** RECORDS FOR THIS EXERCISE **
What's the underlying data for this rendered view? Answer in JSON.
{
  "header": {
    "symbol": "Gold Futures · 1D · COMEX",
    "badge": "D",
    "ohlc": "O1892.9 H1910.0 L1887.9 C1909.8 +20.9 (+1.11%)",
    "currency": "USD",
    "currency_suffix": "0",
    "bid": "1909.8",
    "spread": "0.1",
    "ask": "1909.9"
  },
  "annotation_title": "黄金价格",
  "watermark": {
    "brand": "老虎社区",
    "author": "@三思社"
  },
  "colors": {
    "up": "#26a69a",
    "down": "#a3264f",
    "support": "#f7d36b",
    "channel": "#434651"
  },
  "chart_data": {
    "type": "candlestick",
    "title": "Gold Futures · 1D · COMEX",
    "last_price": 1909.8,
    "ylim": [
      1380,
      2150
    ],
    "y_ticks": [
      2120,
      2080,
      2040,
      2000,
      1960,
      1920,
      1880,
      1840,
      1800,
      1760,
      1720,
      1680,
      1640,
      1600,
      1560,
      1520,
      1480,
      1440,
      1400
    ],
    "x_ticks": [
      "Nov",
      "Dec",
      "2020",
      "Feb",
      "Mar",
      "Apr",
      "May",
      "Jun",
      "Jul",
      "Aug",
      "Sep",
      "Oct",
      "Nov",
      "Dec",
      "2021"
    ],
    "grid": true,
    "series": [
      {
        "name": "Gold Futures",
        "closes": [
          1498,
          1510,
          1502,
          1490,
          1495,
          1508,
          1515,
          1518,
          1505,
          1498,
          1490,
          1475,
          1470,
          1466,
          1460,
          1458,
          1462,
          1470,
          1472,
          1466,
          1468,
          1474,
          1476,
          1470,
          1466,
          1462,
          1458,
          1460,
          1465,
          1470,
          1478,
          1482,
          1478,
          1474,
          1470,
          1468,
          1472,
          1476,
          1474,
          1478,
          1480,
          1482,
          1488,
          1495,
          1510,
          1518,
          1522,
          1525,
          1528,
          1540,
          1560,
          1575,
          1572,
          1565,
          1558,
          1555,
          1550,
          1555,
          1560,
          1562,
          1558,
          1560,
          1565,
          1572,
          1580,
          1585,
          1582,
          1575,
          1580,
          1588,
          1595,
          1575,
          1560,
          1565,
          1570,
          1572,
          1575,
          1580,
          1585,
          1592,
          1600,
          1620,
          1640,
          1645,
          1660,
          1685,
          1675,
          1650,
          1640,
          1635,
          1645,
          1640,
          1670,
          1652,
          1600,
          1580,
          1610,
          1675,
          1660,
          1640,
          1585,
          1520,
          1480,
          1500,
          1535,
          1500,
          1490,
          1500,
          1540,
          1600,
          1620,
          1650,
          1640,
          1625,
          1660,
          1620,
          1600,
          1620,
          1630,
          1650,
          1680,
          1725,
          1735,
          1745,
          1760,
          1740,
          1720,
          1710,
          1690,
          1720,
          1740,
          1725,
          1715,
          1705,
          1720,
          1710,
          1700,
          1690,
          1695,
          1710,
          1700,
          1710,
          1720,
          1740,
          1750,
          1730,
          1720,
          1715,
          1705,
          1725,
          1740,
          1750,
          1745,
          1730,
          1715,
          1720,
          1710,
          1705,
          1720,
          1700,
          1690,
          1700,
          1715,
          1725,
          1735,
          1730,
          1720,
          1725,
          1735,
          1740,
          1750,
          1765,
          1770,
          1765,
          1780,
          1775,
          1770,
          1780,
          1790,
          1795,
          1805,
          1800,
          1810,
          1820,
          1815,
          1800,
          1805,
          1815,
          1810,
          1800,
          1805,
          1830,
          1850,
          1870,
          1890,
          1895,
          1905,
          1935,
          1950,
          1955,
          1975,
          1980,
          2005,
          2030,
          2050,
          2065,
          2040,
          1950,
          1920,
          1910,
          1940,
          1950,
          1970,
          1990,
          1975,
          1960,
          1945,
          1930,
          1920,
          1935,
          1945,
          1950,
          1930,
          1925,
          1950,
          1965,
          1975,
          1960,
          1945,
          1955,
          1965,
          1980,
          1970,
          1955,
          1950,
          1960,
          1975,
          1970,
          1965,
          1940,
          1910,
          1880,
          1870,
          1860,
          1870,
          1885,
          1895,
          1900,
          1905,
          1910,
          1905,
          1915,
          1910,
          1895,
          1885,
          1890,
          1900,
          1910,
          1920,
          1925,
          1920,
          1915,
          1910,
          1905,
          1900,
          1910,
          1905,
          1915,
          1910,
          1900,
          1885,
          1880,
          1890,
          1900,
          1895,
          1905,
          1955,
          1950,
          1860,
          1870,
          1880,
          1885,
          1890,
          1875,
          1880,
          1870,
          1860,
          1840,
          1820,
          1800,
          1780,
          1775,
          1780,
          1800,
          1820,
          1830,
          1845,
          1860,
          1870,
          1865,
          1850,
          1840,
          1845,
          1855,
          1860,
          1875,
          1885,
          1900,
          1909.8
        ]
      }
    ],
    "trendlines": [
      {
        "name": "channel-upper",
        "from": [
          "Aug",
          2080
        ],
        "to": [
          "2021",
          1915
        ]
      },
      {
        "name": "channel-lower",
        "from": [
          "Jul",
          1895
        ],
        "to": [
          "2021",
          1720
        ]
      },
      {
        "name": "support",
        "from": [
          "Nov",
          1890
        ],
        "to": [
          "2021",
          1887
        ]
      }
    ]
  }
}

** GOAL **
Print all of the entries exactly as they are written.

** WRITTEN RESPONSE **
What's the underlying data for this rendered view? Answer in JSON.
{
  "header": {
    "symbol": "Gold Futures · 1D · COMEX",
    "badge": "D",
    "ohlc": "O1892.9 H1910.0 L1887.9 C1909.8 +20.9 (+1.11%)",
    "currency": "USD",
    "currency_suffix": "0",
    "bid": "1909.8",
    "spread": "0.1",
    "ask": "1909.9"
  },
  "annotation_title": "黄金价格",
  "watermark": {
    "brand": "老虎社区",
    "author": "@三思社"
  },
  "colors": {
    "up": "#26a69a",
    "down": "#a3264f",
    "support": "#f7d36b",
    "channel": "#434651"
  },
  "chart_data": {
    "type": "candlestick",
    "title": "Gold Futures · 1D · COMEX",
    "last_price": 1909.8,
    "ylim": [
      1380,
      2150
    ],
    "y_ticks": [
      2120,
      2080,
      2040,
      2000,
      1960,
      1920,
      1880,
      1840,
      1800,
      1760,
      1720,
      1680,
      1640,
      1600,
      1560,
      1520,
      1480,
      1440,
      1400
    ],
    "x_ticks": [
      "Nov",
      "Dec",
      "2020",
      "Feb",
      "Mar",
      "Apr",
      "May",
      "Jun",
      "Jul",
      "Aug",
      "Sep",
      "Oct",
      "Nov",
      "Dec",
      "2021"
    ],
    "grid": true,
    "series": [
      {
        "name": "Gold Futures",
        "closes": [
          1498,
          1510,
          1502,
          1490,
          1495,
          1508,
          1515,
          1518,
          1505,
          1498,
          1490,
          1475,
          1470,
          1466,
          1460,
          1458,
          1462,
          1470,
          1472,
          1466,
          1468,
          1474,
          1476,
          1470,
          1466,
          1462,
          1458,
          1460,
          1465,
          1470,
          1478,
          1482,
          1478,
          1474,
          1470,
          1468,
          1472,
          1476,
          1474,
          1478,
          1480,
          1482,
          1488,
          1495,
          1510,
          1518,
          1522,
          1525,
          1528,
          1540,
          1560,
          1575,
          1572,
          1565,
          1558,
          1555,
          1550,
          1555,
          1560,
          1562,
          1558,
          1560,
          1565,
          1572,
          1580,
          1585,
          1582,
          1575,
          1580,
          1588,
          1595,
          1575,
          1560,
          1565,
          1570,
          1572,
          1575,
          1580,
          1585,
          1592,
          1600,
          1620,
          1640,
          1645,
          1660,
          1685,
          1675,
          1650,
          1640,
          1635,
          1645,
          1640,
          1670,
          1652,
          1600,
          1580,
          1610,
          1675,
          1660,
          1640,
          1585,
          1520,
          1480,
          1500,
          1535,
          1500,
          1490,
          1500,
          1540,
          1600,
          1620,
          1650,
          1640,
          1625,
          1660,
          1620,
          1600,
          1620,
          1630,
          1650,
          1680,
          1725,
          1735,
          1745,
          1760,
          1740,
          1720,
          1710,
          1690,
          1720,
          1740,
          1725,
          1715,
          1705,
          1720,
          1710,
          1700,
          1690,
          1695,
          1710,
          1700,
          1710,
          1720,
          1740,
          1750,
          1730,
          1720,
          1715,
          1705,
          1725,
          1740,
          1750,
          1745,
          1730,
          1715,
          1720,
          1710,
          1705,
          1720,
          1700,
          1690,
          1700,
          1715,
          1725,
          1735,
          1730,
          1720,
          1725,
          1735,
          1740,
          1750,
          1765,
          1770,
          1765,
          1780,
          1775,
          1770,
          1780,
          1790,
          1795,
          1805,
          1800,
          1810,
          1820,
          1815,
          1800,
          1805,
          1815,
          1810,
          1800,
          1805,
          1830,
          1850,
          1870,
          1890,
          1895,
          1905,
          1935,
          1950,
          1955,
          1975,
          1980,
          2005,
          2030,
          2050,
          2065,
          2040,
          1950,
          1920,
          1910,
          1940,
          1950,
          1970,
          1990,
          1975,
          1960,
          1945,
          1930,
          1920,
          1935,
          1945,
          1950,
          1930,
          1925,
          1950,
          1965,
          1975,
          1960,
          1945,
          1955,
          1965,
          1980,
          1970,
          1955,
          1950,
          1960,
          1975,
          1970,
          1965,
          1940,
          1910,
          1880,
          1870,
          1860,
          1870,
          1885,
          1895,
          1900,
          1905,
          1910,
          1905,
          1915,
          1910,
          1895,
          1885,
          1890,
          1900,
          1910,
          1920,
          1925,
          1920,
          1915,
          1910,
          1905,
          1900,
          1910,
          1905,
          1915,
          1910,
          1900,
          1885,
          1880,
          1890,
          1900,
          1895,
          1905,
          1955,
          1950,
          1860,
          1870,
          1880,
          1885,
          1890,
          1875,
          1880,
          1870,
          1860,
          1840,
          1820,
          1800,
          1780,
          1775,
          1780,
          1800,
          1820,
          1830,
          1845,
          1860,
          1870,
          1865,
          1850,
          1840,
          1845,
          1855,
          1860,
          1875,
          1885,
          1900,
          1909.8
        ]
      }
    ],
    "trendlines": [
      {
        "name": "channel-upper",
        "from": [
          "Aug",
          2080
        ],
        "to": [
          "2021",
          1915
        ]
      },
      {
        "name": "channel-lower",
        "from": [
          "Jul",
          1895
        ],
        "to": [
          "2021",
          1720
        ]
      },
      {
        "name": "support",
        "from": [
          "Nov",
          1890
        ],
        "to": [
          "2021",
          1887
        ]
      }
    ]
  }
}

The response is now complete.